INPUT: Begin

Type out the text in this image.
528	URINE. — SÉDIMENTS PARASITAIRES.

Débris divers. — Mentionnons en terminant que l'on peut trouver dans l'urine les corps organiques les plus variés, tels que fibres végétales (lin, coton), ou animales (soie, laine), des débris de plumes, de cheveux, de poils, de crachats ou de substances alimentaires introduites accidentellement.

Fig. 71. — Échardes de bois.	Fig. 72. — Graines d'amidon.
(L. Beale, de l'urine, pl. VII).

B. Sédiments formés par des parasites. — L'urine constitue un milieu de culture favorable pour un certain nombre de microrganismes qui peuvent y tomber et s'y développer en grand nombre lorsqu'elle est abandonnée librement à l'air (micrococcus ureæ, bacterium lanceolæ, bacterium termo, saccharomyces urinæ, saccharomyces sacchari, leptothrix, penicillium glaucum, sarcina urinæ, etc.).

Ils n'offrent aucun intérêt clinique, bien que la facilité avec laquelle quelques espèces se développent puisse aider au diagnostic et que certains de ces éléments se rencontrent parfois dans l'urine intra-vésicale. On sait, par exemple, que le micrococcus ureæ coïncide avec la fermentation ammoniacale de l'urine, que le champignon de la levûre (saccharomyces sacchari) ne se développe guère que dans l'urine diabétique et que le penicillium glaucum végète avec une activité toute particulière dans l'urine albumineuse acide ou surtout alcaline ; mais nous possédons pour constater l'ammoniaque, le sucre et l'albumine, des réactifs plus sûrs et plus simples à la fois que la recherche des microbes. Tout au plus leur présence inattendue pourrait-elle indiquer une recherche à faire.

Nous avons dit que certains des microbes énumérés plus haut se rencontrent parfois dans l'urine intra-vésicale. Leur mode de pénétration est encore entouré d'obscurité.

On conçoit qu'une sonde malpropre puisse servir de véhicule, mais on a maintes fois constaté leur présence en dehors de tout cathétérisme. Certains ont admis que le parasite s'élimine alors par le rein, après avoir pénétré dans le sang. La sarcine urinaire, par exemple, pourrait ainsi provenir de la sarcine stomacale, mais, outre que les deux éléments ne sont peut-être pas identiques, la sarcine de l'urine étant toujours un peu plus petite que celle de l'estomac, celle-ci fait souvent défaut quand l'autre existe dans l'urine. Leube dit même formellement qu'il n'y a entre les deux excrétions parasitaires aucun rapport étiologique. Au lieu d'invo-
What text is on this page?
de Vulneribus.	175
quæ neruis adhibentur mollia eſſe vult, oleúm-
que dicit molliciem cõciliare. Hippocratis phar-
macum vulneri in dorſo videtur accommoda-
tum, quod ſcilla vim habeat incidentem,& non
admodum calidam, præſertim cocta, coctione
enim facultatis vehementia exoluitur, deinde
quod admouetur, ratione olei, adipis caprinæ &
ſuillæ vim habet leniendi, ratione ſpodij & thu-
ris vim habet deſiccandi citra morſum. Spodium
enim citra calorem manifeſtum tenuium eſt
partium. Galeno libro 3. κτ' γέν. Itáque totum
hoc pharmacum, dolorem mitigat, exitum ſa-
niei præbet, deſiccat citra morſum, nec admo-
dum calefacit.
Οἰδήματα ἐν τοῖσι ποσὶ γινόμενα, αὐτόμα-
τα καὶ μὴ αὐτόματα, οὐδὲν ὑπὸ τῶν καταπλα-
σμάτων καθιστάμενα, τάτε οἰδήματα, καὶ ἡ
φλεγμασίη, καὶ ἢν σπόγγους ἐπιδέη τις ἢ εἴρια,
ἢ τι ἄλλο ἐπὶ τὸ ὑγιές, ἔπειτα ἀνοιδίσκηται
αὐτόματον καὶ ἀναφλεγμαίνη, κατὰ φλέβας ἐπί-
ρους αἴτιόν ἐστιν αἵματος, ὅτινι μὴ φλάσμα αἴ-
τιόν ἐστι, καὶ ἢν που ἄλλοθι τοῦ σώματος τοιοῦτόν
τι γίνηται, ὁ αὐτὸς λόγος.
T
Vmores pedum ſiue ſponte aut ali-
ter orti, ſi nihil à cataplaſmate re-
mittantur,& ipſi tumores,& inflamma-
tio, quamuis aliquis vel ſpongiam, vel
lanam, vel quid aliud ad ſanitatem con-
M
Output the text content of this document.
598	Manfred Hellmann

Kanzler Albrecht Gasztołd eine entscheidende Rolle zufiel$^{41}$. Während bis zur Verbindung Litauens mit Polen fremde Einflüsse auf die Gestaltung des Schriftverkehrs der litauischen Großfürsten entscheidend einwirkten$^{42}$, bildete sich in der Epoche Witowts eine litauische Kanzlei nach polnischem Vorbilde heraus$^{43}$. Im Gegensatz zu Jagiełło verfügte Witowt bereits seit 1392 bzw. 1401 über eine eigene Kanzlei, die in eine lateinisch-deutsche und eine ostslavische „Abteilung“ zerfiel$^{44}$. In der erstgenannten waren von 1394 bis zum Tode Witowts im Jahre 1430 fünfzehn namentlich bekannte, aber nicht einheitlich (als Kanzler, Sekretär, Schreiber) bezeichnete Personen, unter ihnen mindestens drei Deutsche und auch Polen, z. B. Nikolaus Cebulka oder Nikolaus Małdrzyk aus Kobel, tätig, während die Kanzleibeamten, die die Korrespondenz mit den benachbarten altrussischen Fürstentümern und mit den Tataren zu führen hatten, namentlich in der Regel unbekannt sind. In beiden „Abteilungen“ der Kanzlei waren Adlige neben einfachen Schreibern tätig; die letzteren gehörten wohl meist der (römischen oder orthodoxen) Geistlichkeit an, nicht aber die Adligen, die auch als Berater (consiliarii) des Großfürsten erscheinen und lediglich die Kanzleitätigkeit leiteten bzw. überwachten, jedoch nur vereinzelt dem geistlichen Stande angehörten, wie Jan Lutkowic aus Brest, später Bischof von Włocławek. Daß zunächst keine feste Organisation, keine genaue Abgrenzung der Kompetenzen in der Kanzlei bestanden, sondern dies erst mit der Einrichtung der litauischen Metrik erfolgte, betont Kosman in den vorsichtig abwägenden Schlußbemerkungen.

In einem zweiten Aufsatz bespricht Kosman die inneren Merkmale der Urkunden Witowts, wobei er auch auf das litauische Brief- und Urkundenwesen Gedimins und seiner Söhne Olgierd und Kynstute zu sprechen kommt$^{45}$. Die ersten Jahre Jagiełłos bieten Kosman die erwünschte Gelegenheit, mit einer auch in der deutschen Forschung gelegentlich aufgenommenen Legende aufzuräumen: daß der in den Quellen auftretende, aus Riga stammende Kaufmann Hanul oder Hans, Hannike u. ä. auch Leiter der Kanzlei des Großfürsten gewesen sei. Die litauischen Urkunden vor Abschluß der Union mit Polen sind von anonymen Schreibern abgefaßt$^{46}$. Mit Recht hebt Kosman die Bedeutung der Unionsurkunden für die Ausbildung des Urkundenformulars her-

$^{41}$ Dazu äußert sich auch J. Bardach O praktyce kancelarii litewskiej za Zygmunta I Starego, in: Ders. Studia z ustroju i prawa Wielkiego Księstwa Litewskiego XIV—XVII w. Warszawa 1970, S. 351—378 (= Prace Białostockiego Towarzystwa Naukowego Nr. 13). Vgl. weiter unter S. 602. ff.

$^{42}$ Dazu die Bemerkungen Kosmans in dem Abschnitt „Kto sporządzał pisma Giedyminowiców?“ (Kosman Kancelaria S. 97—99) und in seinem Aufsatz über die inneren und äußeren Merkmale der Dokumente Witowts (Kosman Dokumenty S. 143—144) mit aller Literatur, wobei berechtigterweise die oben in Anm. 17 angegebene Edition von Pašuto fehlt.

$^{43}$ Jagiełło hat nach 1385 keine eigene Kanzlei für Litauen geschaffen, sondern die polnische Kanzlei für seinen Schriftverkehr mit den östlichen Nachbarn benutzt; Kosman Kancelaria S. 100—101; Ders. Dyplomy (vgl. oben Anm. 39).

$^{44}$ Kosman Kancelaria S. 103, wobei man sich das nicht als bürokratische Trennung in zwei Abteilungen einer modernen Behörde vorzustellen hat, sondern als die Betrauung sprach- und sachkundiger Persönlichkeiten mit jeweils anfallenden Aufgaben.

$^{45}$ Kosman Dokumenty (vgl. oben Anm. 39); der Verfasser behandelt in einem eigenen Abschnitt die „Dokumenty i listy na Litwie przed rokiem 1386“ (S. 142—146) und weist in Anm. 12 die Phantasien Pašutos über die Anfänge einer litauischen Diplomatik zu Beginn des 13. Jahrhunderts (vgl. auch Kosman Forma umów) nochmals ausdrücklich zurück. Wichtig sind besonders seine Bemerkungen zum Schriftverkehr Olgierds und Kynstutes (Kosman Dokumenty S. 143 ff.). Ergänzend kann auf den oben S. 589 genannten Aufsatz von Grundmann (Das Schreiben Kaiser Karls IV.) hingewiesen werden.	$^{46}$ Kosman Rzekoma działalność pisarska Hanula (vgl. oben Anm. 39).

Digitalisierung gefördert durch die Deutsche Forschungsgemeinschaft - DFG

INPUT: End

Could you show every line of the listing that holds the string "text"?

Type out the text in this image.
What text is on this page?
Output the text content of this document.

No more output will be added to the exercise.